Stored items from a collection
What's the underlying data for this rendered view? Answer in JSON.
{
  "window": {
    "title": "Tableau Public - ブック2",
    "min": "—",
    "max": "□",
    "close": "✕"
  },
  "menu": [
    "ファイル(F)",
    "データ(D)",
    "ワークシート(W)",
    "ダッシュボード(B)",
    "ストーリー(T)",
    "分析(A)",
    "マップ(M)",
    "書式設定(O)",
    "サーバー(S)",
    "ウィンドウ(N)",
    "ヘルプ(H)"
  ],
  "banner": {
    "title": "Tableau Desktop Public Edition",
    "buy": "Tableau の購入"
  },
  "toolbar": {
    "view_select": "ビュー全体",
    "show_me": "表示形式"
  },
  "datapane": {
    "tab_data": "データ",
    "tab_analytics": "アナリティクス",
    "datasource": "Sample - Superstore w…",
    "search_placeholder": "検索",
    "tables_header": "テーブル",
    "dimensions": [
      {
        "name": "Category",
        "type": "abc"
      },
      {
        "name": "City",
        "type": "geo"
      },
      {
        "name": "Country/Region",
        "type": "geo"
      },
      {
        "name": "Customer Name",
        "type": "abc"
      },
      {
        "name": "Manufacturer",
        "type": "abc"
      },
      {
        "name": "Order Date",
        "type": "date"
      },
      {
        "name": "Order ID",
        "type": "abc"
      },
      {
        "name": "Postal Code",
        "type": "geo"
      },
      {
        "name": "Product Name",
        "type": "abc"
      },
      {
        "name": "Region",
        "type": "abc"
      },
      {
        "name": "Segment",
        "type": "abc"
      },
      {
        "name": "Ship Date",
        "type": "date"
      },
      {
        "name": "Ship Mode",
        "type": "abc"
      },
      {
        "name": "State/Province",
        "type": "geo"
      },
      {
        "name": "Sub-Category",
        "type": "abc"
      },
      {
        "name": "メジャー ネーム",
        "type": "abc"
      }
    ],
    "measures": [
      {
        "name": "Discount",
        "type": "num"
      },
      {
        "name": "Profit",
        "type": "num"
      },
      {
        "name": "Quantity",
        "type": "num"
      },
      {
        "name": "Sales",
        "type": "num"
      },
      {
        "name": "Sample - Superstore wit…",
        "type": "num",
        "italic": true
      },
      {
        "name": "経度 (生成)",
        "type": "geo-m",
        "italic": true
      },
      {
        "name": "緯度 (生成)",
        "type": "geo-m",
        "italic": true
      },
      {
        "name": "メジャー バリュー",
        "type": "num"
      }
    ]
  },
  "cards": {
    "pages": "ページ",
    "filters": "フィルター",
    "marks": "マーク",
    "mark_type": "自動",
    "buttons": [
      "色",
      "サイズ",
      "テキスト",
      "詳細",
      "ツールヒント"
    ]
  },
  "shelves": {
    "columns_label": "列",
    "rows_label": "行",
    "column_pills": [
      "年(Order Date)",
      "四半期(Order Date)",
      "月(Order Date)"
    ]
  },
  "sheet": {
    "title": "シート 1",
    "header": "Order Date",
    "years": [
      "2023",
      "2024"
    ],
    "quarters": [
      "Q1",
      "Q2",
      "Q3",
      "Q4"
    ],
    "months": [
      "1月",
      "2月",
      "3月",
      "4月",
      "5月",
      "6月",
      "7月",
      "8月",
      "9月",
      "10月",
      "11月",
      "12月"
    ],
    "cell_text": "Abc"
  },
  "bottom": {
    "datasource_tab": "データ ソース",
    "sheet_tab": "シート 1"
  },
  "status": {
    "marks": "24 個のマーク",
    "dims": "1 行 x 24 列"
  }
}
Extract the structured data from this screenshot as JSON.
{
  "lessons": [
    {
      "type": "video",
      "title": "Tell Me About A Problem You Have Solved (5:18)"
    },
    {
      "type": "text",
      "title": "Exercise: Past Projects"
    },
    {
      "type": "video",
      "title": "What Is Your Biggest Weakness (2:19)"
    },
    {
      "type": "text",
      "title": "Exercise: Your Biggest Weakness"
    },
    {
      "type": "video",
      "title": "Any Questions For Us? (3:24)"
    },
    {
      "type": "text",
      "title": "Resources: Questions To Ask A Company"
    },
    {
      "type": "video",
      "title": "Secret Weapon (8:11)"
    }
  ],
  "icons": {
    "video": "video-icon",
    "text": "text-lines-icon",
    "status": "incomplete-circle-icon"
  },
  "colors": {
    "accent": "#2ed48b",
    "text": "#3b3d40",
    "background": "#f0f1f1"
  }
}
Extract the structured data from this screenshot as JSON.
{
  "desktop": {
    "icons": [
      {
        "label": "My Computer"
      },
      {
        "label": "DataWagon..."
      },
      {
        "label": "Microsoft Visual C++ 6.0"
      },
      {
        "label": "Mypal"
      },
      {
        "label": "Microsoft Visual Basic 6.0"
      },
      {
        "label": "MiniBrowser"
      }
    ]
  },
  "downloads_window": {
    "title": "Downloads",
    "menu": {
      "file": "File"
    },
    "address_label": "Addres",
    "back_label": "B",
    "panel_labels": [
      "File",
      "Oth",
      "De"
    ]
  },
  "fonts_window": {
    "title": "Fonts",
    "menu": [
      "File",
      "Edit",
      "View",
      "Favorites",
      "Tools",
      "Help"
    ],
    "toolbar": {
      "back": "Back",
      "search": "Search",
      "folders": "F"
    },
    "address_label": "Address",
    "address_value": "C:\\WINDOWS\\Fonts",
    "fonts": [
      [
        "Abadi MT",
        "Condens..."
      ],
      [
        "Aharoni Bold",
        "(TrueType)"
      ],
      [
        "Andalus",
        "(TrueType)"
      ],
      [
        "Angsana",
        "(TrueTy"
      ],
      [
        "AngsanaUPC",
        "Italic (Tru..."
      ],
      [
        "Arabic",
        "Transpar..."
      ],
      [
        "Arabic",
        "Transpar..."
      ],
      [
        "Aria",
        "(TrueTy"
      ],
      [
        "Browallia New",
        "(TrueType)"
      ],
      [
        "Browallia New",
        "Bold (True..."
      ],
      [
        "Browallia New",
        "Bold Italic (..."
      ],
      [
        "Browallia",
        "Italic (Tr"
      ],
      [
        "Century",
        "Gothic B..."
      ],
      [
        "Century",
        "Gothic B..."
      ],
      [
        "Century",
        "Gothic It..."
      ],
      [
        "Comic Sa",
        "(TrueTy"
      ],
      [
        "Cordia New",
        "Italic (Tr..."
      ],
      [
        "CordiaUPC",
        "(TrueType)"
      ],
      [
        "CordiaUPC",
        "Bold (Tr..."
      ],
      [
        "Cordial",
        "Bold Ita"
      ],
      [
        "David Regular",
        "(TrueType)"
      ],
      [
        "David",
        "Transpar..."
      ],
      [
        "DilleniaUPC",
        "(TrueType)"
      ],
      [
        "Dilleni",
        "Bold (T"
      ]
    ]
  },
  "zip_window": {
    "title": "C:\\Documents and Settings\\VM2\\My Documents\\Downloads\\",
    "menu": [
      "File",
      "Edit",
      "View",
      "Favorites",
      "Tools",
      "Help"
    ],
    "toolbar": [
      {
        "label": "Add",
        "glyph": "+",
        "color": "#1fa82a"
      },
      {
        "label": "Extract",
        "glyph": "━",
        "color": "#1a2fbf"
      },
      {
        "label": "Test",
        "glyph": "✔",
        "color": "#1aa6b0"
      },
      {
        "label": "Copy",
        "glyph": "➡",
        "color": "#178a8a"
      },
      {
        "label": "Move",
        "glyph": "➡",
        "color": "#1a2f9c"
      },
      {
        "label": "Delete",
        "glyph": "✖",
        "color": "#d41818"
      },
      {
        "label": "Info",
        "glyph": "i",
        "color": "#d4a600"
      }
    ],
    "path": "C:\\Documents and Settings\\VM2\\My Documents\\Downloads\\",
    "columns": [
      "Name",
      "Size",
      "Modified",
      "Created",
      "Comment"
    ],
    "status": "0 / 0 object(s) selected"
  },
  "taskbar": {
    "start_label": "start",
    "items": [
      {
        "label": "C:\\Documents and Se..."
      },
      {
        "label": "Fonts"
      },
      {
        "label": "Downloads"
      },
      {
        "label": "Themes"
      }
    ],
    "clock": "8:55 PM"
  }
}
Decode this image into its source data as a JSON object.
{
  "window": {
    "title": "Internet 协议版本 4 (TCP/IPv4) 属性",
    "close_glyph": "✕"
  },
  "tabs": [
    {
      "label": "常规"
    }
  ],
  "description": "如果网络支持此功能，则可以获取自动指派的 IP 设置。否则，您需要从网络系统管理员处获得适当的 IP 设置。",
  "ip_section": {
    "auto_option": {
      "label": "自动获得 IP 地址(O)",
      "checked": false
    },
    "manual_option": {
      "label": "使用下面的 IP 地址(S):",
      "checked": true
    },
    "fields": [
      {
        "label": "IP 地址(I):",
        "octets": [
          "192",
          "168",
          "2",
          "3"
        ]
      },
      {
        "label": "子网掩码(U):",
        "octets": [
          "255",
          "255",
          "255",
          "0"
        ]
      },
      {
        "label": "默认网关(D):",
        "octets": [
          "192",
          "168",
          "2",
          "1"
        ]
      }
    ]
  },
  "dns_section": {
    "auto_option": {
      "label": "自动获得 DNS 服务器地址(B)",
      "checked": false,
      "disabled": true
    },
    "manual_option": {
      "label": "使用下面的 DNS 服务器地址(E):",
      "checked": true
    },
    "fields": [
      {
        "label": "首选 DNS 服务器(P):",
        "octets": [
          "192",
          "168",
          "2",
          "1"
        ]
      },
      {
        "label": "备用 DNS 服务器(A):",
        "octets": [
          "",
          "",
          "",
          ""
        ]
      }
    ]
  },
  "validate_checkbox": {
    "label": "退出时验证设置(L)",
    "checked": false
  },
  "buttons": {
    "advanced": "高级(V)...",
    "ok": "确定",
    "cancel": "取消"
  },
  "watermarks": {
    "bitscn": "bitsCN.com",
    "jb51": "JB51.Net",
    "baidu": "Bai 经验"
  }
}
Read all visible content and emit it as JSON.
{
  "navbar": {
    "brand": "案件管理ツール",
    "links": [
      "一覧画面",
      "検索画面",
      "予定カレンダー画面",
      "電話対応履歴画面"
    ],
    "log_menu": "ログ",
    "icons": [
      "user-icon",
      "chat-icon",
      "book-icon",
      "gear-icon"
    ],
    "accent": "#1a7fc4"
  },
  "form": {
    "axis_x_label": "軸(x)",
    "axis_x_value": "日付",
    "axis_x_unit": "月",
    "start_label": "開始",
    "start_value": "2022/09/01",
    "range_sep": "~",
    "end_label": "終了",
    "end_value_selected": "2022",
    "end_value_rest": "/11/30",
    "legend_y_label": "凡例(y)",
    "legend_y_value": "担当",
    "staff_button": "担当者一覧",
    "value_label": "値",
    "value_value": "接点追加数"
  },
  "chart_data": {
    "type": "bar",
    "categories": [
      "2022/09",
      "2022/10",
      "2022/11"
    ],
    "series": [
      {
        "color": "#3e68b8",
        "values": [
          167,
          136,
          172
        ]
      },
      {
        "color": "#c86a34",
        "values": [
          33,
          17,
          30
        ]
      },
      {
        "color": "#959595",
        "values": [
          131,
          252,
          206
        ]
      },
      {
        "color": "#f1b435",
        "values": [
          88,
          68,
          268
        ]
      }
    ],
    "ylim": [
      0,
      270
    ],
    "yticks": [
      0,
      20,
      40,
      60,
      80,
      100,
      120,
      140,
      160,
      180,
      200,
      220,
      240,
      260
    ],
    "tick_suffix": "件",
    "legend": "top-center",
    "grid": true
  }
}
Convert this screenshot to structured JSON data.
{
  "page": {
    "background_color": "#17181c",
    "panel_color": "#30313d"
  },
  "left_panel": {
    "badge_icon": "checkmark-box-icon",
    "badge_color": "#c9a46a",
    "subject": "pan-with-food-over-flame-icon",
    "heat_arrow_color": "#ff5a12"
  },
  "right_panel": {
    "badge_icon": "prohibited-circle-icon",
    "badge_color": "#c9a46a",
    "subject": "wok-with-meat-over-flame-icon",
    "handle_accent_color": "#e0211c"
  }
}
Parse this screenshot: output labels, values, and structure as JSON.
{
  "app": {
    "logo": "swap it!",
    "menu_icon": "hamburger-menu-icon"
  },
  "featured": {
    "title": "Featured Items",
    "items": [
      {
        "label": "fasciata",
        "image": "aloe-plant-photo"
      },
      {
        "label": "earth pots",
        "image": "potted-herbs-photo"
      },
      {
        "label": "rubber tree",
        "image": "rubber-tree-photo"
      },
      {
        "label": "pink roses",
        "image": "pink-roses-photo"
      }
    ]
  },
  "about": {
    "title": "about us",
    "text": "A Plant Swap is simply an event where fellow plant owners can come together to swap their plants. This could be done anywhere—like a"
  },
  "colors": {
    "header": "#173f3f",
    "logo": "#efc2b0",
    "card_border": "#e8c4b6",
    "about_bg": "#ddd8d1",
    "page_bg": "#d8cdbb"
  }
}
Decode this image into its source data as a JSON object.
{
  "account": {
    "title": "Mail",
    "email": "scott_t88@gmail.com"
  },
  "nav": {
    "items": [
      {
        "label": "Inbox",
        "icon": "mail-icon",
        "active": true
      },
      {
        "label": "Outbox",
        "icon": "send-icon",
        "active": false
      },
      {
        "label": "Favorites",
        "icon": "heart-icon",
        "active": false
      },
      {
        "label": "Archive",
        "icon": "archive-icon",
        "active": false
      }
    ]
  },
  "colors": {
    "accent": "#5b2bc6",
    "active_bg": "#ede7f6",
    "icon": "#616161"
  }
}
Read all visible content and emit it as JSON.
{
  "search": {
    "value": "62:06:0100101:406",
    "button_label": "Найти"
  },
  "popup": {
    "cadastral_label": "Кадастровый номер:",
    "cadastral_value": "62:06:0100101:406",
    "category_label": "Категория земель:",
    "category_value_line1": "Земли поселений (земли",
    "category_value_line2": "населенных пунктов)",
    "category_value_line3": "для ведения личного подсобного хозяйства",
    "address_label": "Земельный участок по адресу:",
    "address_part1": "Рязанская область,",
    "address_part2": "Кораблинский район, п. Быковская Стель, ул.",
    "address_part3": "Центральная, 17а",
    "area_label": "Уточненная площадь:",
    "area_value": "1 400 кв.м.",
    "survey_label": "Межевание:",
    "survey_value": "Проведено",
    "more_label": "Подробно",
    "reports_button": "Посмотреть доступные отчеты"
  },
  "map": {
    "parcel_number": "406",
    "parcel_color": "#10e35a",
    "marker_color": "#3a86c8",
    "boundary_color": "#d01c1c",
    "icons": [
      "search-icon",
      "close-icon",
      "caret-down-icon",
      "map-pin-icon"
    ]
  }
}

### What the exercise asks
Extract each line from the entries above that contains the string "Documents".

### Reply
    "title": "C:\\Documents and Settings\\VM2\\My Documents\\Downloads\\",
    "path": "C:\\Documents and Settings\\VM2\\My Documents\\Downloads\\",
        "label": "C:\\Documents and Se..."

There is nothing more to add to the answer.